[Aim]
From the records, pick out and copy each line containing "alimentar".

[Data excerpts]
<<<<
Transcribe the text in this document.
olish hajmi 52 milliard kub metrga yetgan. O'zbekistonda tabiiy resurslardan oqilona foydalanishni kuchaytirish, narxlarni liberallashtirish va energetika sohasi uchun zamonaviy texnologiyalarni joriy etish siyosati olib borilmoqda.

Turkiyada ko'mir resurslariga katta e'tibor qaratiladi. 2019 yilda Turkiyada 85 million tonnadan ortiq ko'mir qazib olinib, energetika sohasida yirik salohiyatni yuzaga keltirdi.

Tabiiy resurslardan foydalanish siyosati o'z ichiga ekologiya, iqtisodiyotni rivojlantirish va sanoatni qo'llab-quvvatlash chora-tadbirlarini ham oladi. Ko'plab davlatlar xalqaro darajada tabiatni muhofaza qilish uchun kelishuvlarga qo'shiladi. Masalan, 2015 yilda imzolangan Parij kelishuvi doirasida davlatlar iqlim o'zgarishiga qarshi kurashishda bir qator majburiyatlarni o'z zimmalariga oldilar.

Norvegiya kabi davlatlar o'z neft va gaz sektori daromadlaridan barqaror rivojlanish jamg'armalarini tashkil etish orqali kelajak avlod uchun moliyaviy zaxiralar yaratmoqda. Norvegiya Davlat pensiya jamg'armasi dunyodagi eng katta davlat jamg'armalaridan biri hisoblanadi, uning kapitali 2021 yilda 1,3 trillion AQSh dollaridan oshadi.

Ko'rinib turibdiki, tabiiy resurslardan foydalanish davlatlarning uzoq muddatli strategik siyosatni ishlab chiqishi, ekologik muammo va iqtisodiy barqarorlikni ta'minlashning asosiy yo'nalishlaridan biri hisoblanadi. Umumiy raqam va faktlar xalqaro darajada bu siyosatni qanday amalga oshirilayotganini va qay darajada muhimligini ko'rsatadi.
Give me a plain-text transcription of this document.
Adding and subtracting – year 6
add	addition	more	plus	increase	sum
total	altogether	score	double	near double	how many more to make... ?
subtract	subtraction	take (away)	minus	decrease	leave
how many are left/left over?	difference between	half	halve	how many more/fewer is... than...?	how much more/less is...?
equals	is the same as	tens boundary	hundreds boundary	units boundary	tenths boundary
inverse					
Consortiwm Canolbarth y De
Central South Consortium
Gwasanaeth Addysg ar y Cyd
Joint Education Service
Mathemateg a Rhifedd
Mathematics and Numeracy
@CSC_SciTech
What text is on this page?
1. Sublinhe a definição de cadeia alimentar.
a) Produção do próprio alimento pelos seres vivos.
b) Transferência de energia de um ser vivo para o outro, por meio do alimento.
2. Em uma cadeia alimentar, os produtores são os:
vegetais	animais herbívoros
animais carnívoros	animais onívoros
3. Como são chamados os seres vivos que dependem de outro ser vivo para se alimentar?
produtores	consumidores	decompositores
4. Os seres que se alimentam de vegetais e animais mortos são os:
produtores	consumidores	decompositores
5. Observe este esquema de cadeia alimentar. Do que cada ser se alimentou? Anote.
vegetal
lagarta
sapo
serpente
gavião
>>>>
[Exercise answer]
1. Sublinhe a definição de cadeia alimentar.
2. Em uma cadeia alimentar, os produtores são os:
3. Como são chamados os seres vivos que dependem de outro ser vivo para se alimentar?
5. Observe este esquema de cadeia alimentar. Do que cada ser se alimentou? Anote.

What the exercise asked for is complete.